(Dataset entries)
(begin)

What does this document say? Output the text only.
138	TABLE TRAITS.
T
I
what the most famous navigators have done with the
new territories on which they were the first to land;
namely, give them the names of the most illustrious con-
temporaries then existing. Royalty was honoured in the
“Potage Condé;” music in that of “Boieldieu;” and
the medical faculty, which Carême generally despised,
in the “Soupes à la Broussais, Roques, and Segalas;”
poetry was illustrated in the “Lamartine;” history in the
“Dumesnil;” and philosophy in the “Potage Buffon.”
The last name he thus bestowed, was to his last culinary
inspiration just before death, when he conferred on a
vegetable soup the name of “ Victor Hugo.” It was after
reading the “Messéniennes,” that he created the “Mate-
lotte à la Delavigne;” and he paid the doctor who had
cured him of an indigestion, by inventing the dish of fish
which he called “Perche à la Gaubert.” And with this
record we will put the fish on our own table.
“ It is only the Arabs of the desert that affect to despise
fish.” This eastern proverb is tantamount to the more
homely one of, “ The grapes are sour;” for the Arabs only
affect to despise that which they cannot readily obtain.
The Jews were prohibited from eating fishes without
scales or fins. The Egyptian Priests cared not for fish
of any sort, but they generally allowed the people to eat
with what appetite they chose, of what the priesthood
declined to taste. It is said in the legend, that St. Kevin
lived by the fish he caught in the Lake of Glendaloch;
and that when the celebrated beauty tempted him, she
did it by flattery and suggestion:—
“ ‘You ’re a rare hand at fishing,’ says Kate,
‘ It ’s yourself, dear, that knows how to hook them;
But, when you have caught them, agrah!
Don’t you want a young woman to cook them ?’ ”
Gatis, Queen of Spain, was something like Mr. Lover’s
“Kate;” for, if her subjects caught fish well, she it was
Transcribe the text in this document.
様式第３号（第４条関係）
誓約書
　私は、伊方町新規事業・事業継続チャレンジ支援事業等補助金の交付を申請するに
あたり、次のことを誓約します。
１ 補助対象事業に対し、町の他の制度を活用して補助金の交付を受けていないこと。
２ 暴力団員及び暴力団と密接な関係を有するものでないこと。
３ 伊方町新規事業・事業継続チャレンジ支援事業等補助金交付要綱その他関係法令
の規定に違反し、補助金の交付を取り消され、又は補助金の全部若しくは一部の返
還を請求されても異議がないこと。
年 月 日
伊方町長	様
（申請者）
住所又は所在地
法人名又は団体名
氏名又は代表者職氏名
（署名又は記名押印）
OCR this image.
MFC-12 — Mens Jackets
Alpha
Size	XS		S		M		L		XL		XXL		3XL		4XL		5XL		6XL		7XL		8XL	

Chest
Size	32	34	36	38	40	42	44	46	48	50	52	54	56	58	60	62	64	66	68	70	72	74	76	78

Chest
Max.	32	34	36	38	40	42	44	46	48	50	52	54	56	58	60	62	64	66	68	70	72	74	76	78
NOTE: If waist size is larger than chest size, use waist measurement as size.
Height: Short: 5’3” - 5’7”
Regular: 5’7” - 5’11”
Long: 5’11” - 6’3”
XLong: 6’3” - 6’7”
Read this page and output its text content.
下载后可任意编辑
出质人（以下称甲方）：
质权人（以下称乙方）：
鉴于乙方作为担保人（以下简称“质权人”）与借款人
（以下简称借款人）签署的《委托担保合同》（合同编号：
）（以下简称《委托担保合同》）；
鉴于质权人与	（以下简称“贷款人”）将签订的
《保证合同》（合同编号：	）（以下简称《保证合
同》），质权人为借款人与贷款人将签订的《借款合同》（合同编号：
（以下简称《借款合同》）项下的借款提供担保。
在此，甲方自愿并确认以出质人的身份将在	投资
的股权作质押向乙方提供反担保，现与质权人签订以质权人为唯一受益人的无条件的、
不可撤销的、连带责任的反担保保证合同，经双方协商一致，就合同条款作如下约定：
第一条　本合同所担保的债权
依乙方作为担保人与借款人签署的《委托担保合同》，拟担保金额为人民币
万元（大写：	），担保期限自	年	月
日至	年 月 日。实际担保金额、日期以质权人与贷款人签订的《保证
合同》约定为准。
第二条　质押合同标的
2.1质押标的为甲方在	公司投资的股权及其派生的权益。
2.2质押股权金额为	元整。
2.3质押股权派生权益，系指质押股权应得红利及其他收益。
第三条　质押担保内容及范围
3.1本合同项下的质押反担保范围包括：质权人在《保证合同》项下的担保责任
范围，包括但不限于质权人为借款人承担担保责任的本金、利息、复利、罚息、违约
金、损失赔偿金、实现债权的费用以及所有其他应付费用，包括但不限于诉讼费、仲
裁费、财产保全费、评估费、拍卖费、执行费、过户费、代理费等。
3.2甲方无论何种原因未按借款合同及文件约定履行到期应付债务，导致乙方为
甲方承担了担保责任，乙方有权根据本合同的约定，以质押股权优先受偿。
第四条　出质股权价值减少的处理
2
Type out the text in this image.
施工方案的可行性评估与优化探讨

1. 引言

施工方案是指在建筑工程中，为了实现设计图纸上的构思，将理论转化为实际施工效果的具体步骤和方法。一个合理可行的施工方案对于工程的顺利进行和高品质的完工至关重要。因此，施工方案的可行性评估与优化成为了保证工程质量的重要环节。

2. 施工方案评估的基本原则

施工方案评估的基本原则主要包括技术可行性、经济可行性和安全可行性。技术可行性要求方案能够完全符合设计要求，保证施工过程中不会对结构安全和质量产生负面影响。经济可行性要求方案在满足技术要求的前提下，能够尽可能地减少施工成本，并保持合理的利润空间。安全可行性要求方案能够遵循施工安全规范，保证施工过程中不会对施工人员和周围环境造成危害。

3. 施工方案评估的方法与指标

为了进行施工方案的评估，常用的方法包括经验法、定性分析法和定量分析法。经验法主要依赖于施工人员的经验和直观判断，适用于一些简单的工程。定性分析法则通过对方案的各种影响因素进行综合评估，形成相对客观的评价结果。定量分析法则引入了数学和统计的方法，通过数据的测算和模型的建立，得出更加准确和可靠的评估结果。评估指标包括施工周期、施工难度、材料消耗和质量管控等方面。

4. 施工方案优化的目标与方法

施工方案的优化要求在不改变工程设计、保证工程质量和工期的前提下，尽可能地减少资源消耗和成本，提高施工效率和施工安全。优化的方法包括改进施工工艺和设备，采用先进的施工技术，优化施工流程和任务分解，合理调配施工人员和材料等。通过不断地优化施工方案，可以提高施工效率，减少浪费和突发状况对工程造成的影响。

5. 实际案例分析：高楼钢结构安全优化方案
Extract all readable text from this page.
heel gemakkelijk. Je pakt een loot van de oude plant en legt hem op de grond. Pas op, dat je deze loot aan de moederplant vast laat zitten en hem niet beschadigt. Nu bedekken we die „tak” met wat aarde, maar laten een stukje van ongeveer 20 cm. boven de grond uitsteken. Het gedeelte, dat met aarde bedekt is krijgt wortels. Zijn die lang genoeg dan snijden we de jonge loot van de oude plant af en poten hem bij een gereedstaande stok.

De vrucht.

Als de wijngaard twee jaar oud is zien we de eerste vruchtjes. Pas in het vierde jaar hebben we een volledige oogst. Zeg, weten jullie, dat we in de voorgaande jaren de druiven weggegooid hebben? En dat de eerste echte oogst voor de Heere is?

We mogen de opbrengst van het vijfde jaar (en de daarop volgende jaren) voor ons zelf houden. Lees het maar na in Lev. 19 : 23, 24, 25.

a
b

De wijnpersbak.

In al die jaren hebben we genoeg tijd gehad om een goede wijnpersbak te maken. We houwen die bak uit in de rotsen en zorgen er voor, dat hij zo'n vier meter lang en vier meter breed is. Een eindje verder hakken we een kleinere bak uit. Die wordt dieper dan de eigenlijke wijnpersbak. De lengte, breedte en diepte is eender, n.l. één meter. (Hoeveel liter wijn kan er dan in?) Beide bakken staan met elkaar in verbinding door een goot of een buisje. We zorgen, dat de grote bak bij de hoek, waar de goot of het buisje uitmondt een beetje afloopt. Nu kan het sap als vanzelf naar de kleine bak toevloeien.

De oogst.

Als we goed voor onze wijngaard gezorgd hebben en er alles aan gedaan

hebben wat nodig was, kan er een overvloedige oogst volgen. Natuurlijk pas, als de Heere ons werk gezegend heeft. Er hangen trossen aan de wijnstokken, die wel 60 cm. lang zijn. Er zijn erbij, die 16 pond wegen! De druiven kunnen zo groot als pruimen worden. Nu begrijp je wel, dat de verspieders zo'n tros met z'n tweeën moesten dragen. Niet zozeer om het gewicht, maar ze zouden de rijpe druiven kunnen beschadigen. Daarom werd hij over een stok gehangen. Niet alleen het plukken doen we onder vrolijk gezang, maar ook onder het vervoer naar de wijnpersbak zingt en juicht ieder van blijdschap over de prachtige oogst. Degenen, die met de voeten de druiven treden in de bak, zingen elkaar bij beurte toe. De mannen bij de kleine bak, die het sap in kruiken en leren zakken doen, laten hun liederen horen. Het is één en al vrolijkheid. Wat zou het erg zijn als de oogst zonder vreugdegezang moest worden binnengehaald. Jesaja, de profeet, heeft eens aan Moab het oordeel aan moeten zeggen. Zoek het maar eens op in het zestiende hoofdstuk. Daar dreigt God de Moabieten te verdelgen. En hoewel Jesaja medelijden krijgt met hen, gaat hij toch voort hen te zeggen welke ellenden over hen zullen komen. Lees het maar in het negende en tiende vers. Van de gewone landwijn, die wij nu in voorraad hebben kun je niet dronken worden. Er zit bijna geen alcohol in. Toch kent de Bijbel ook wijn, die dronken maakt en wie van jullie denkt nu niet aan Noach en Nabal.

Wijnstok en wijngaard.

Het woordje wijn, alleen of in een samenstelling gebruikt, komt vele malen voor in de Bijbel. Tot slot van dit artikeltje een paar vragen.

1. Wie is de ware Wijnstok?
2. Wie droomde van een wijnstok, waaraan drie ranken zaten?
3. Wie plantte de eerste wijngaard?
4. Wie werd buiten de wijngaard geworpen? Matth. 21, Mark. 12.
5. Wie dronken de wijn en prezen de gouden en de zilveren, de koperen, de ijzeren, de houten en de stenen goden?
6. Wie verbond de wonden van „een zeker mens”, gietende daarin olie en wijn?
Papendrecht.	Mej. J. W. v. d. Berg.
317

(end)

▶ [Problem description]: Locate all lines that include the word "page" and copy them out.

▶ [The answer]:
Read this page and output its text content.
Extract all readable text from this page.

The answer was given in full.